◆ Provided data ◆
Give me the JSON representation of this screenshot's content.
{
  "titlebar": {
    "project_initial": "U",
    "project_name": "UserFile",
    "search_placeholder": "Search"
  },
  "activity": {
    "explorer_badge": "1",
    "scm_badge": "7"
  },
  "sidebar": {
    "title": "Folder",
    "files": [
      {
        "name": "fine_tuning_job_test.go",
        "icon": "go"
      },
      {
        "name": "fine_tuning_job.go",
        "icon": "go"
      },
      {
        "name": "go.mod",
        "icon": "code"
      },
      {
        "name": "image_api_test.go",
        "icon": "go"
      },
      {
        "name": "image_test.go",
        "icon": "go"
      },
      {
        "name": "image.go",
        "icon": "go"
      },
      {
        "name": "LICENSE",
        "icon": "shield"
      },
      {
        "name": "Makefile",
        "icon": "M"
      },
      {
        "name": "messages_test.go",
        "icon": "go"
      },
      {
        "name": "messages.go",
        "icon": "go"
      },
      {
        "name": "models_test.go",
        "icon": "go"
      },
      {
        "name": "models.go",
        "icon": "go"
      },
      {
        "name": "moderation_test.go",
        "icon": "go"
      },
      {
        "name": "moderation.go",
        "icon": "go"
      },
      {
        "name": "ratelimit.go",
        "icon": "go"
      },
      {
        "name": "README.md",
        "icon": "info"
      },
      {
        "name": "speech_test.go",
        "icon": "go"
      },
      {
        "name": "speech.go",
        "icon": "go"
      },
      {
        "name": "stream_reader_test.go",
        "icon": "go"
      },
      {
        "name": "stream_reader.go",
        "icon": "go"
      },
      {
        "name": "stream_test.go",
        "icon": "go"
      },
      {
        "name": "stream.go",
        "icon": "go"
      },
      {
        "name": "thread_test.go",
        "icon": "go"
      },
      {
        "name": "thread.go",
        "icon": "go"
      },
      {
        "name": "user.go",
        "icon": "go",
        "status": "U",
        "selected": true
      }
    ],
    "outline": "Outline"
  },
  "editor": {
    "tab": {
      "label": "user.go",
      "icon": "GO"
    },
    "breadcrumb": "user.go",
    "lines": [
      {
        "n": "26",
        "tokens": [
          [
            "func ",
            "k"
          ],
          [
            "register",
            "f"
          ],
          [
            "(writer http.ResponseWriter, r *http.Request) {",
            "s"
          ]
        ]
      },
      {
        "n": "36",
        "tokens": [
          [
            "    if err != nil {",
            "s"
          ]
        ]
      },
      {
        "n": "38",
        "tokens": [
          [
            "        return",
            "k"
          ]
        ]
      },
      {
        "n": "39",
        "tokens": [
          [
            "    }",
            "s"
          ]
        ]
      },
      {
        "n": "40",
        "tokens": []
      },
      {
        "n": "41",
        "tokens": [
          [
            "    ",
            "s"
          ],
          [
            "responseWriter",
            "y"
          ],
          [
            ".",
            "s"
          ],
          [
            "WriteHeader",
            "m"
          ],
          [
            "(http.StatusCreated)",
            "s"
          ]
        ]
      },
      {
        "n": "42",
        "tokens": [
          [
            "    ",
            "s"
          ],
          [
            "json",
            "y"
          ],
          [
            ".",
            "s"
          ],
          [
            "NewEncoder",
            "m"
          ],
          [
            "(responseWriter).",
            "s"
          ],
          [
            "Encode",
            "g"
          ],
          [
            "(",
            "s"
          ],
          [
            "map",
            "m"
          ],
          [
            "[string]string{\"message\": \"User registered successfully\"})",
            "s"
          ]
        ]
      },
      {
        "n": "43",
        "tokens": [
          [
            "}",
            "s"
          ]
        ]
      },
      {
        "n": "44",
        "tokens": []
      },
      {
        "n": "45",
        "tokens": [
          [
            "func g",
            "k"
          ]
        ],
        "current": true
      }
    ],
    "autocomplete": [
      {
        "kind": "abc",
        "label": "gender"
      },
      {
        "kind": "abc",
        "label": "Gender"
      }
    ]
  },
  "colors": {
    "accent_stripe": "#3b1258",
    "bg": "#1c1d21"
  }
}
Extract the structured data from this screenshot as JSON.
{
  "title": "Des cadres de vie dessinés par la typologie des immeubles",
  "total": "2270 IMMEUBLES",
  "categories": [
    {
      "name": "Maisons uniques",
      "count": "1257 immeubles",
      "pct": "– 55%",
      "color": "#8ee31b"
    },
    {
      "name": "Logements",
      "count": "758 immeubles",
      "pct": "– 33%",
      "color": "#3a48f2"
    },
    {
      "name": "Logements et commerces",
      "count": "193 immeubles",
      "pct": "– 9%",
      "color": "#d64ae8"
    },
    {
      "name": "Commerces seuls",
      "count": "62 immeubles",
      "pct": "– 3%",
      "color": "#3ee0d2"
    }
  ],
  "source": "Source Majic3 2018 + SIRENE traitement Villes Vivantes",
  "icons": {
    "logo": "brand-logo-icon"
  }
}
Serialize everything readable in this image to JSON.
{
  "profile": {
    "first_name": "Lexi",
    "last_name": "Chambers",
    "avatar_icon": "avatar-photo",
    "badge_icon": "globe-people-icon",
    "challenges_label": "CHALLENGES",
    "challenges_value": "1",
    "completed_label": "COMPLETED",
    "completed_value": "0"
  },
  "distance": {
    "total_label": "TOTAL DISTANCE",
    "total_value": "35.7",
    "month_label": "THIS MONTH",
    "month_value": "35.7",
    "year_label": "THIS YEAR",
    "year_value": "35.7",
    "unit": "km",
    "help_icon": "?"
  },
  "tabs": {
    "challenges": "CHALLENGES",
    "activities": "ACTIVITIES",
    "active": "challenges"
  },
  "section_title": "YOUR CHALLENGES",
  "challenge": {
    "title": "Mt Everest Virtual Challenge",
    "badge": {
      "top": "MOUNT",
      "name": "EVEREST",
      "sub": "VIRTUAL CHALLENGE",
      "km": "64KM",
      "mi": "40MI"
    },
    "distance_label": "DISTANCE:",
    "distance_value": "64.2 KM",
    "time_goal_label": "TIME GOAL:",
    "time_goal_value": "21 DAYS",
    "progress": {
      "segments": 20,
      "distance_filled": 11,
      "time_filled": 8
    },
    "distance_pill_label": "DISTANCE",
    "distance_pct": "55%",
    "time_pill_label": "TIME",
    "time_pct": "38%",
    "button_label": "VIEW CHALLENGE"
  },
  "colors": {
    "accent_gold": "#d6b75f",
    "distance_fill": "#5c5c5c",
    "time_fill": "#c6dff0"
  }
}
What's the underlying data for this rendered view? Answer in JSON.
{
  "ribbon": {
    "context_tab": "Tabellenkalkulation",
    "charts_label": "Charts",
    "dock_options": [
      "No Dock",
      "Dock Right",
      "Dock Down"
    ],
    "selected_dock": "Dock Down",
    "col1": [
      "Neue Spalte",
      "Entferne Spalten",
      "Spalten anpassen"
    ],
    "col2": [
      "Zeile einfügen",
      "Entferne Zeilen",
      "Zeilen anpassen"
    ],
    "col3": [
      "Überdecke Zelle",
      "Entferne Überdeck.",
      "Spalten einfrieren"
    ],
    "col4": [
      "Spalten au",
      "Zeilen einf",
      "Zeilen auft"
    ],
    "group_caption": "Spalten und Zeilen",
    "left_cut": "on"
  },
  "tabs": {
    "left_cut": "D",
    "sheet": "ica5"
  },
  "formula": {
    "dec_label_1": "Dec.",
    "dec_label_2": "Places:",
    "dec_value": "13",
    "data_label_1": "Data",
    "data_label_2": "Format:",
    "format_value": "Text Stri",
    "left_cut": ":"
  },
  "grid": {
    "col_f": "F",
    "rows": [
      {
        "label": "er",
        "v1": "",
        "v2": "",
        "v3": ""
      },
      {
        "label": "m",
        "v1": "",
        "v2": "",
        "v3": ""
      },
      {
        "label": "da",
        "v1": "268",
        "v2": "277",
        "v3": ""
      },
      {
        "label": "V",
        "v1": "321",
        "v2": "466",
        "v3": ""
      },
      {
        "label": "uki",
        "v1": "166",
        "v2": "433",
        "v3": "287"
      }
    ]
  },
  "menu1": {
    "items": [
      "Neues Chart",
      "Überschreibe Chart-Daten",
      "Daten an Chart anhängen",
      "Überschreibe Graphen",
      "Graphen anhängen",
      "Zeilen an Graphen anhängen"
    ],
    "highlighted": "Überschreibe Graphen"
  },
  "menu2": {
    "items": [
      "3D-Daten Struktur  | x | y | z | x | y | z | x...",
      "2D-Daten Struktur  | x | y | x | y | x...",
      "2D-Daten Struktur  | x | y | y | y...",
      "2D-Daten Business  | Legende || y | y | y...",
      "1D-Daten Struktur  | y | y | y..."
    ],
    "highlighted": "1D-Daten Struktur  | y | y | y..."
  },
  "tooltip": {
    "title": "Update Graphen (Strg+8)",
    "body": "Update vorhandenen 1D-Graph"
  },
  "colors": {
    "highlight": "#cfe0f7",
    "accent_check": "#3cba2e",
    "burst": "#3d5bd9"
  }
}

◆ Exercise requirements ◆
Copy out each line of the records where the string "Struktur" appears.

◆ Exercise solution ◆
      "3D-Daten Struktur  | x | y | z | x | y | z | x...",
      "2D-Daten Struktur  | x | y | x | y | x...",
      "2D-Daten Struktur  | x | y | y | y...",
      "1D-Daten Struktur  | y | y | y..."
    "highlighted": "1D-Daten Struktur  | y | y | y..."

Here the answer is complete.